Directives:
[1] Could you copy the splice pin passage from "FIG. 3F shows" up to and including "against the center conductor."?
[2] Can you summarize the splice pin passage in two sentences?

Passage provided:
________

FIG. 3E shows the splice pin 350 with an inserted coaxial cable center conductor 292. The coaxial cable center conductor has a dimension A2 which is greater than pin mouth dimension A1 such that the pin mouth 372 is opened when the center conductor is inserted in the mouth. In some embodiments, a pin mouth entry feature such as a chamfer, curve, angle, flare, or similar feature eases center conductor insertion. As skilled artisans will now appreciate, features of the pin and pin mouth, including materials and geometries, provide for engagements such as a resilient engagement between the pin mouth and the center conductor.
FIG. 3F shows the splice pin 350 with an inserted coaxial cable center conductor 292. Here, forces such as somewhat opposing forces F1, F2, are applied to the pin mouth 372. In an embodiment, forces are applied to inwardly sloped sides of the pin mouth 354, 356 tending to close the pin mouth around the center conductor of a coaxial cable. For example, when a coaxial cable center conductor is inserted in the pin mouth, the forces tend to improve the grip of the pin on the center conductor by holding the pin mouth and/or pin mouth tines 382, 384 against the center conductor.

________

Provided material:
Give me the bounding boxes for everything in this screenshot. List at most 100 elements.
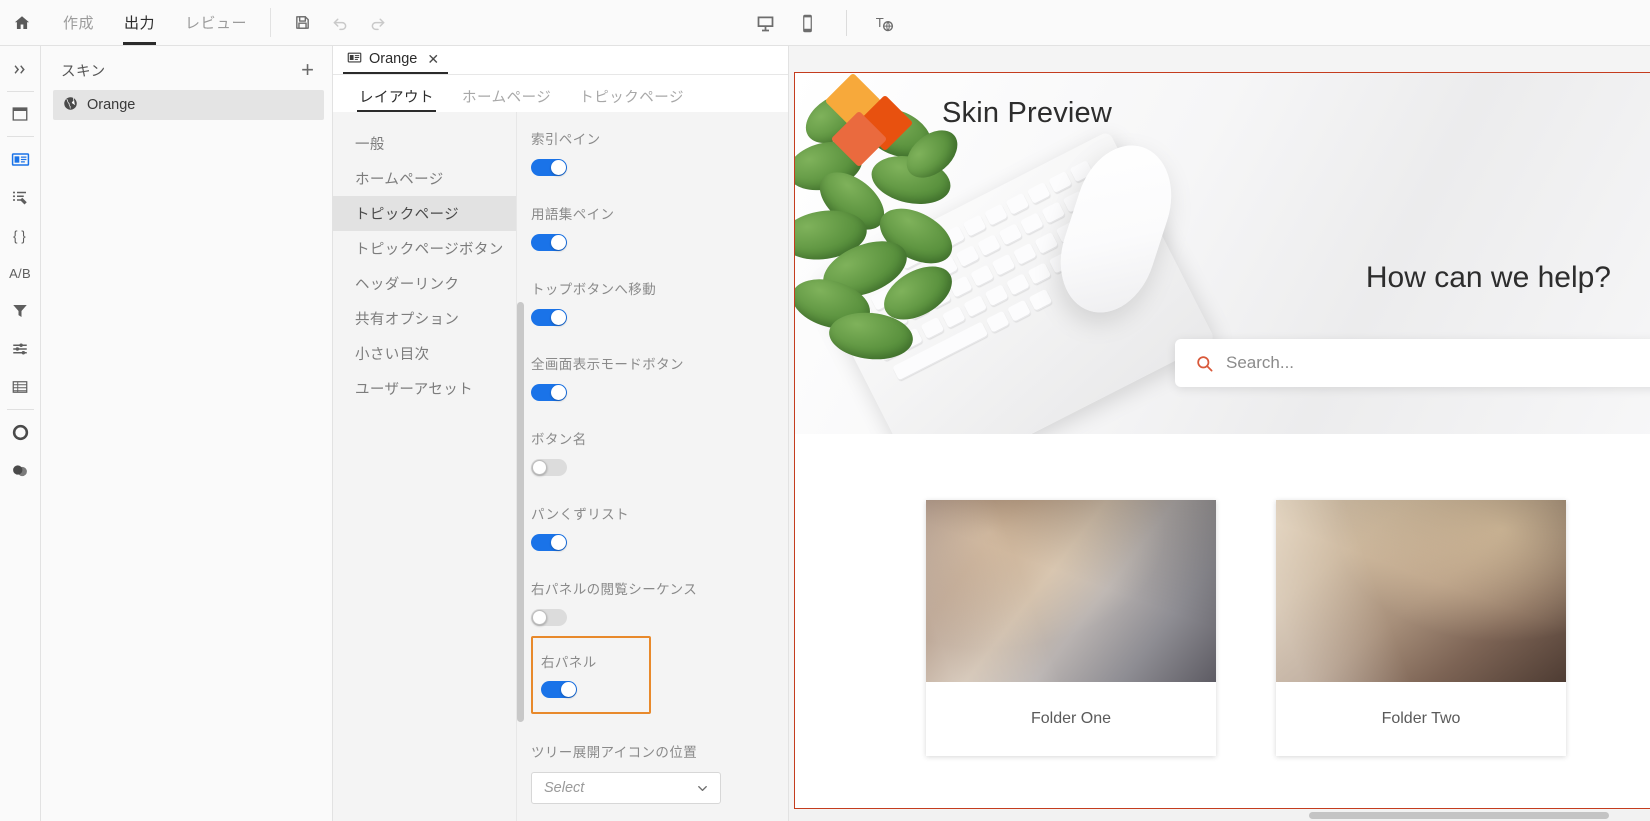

________

Responses per task:
[1]
FIG. 3F shows the splice pin 350 with an inserted coaxial cable center conductor 292. Here, forces such as somewhat opposing forces F1, F2, are applied to the pin mouth 372. In an embodiment, forces are applied to inwardly sloped sides of the pin mouth 354, 356 tending to close the pin mouth around the center conductor of a coaxial cable. For example, when a coaxial cable center conductor is inserted in the pin mouth, the forces tend to improve the grip of the pin on the center conductor by holding the pin mouth and/or pin mouth tines 382, 384 against the center conductor.

[2] FIG. 3E shows the splice pin with a coaxial cable center conductor inserted, and because the conductor's dimension A2 is greater than the pin mouth dimension A1, the mouth opens on insertion, which an entry feature such as a chamfer can ease, allowing a resilient engagement between mouth and conductor. FIG. 3F shows forces such as F1 and F2 applied to the inwardly sloped sides of the pin mouth, tending to close it around the center conductor and improve the pin's grip by holding the mouth or its tines against the conductor.